Data records
-*-*-

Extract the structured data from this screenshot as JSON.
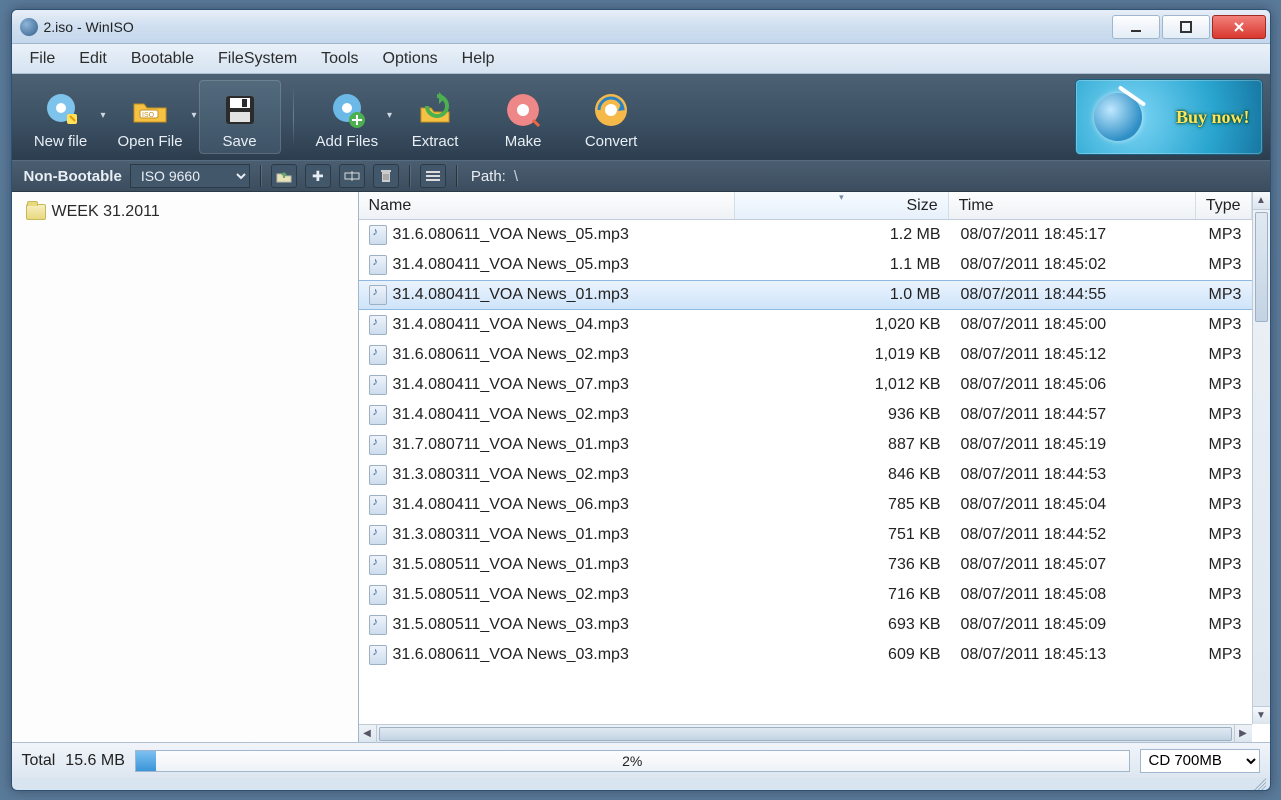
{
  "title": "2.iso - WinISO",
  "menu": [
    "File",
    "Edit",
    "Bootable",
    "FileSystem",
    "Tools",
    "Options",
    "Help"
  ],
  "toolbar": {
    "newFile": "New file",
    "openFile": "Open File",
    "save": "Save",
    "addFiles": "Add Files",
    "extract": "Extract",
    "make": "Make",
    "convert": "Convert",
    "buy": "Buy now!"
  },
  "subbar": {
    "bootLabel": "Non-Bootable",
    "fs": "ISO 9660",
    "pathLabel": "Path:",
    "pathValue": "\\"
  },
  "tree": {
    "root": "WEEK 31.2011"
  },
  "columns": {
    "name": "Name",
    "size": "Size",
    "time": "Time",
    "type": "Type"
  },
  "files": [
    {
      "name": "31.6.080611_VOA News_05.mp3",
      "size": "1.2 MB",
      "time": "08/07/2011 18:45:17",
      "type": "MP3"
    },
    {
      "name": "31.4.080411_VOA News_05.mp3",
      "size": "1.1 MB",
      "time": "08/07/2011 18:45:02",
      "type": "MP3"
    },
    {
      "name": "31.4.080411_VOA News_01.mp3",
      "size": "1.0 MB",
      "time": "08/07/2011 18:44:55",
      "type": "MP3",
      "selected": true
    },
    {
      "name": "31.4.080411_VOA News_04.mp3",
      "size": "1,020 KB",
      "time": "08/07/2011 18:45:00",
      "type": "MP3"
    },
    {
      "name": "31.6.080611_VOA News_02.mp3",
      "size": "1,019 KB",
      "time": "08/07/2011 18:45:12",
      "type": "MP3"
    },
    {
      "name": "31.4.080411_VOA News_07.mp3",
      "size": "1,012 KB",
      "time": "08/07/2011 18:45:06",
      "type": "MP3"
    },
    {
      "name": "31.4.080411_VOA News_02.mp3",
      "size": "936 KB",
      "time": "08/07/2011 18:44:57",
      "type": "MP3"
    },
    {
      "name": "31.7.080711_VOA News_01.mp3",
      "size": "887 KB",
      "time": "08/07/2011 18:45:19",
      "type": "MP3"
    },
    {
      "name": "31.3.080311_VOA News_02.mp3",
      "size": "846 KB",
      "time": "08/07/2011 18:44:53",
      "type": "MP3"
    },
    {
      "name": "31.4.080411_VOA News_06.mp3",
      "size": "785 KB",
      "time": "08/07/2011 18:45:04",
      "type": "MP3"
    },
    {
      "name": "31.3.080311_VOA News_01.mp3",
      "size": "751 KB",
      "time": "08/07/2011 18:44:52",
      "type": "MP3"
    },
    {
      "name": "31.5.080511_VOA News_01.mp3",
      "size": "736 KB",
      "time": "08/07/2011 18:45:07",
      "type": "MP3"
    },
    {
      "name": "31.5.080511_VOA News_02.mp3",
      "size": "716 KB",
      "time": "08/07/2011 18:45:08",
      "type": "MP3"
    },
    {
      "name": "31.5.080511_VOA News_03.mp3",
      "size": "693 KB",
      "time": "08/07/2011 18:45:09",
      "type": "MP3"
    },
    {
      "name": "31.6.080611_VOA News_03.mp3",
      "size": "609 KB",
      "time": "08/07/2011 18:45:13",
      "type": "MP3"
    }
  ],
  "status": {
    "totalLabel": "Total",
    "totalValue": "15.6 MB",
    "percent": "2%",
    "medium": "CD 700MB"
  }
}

-*-*-

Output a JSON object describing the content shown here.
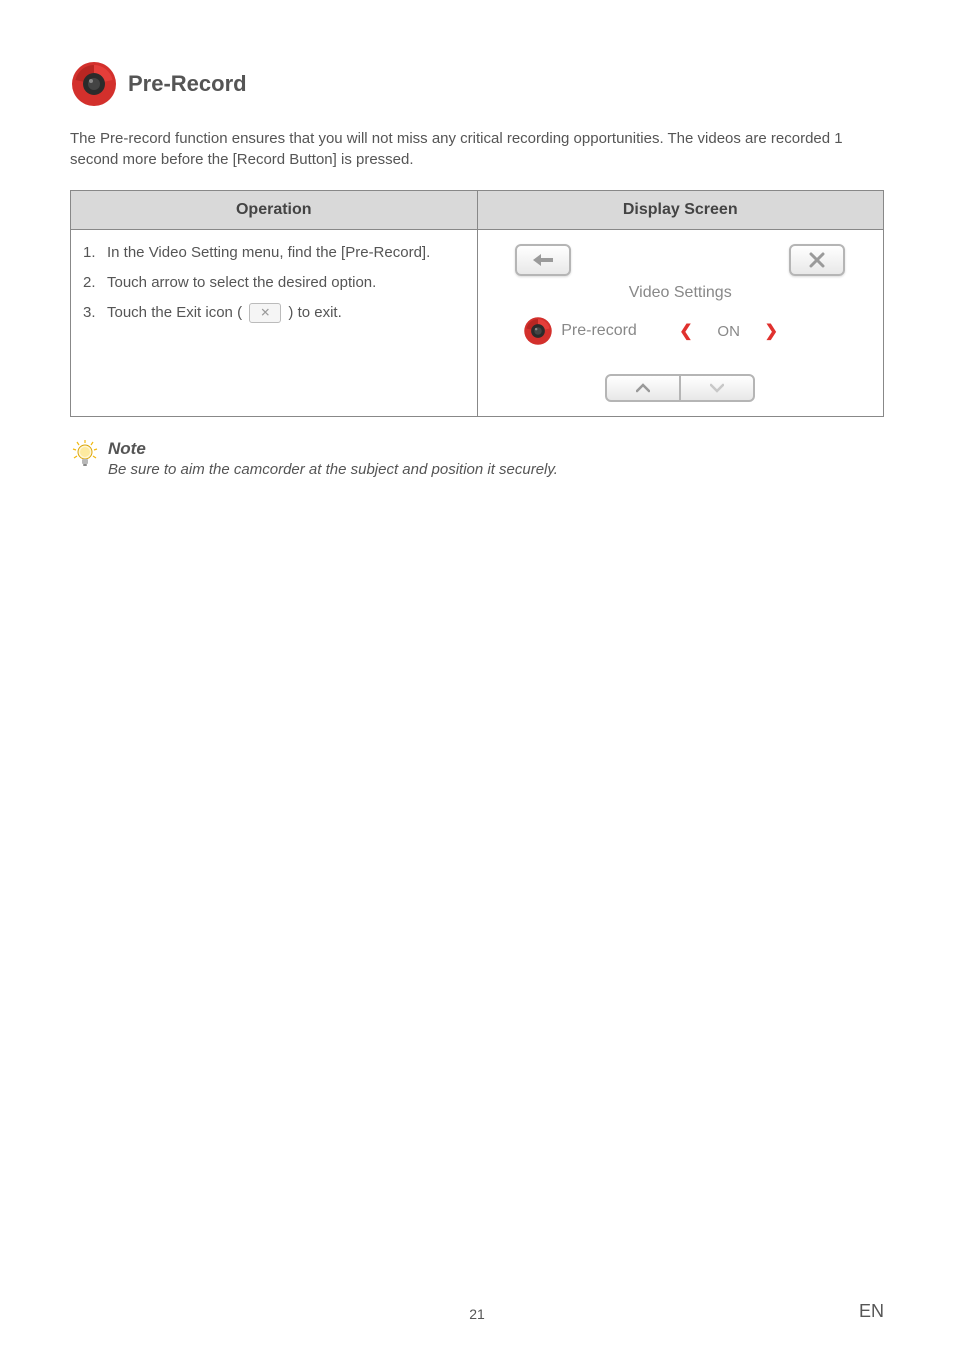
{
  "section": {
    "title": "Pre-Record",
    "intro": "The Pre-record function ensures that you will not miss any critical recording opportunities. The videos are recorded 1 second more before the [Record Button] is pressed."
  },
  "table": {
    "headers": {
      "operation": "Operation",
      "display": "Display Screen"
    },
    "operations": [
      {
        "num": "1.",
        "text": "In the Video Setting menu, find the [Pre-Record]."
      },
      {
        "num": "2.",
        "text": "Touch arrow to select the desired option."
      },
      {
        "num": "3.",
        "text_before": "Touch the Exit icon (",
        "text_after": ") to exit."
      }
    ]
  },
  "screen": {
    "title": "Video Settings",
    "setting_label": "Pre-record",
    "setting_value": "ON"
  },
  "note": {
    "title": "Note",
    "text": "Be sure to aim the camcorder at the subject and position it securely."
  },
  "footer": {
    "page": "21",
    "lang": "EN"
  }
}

-*-*-

Please list every line of the records that contains "Extract".

Extract the structured data from this screenshot as JSON.
    "extract": "Extract",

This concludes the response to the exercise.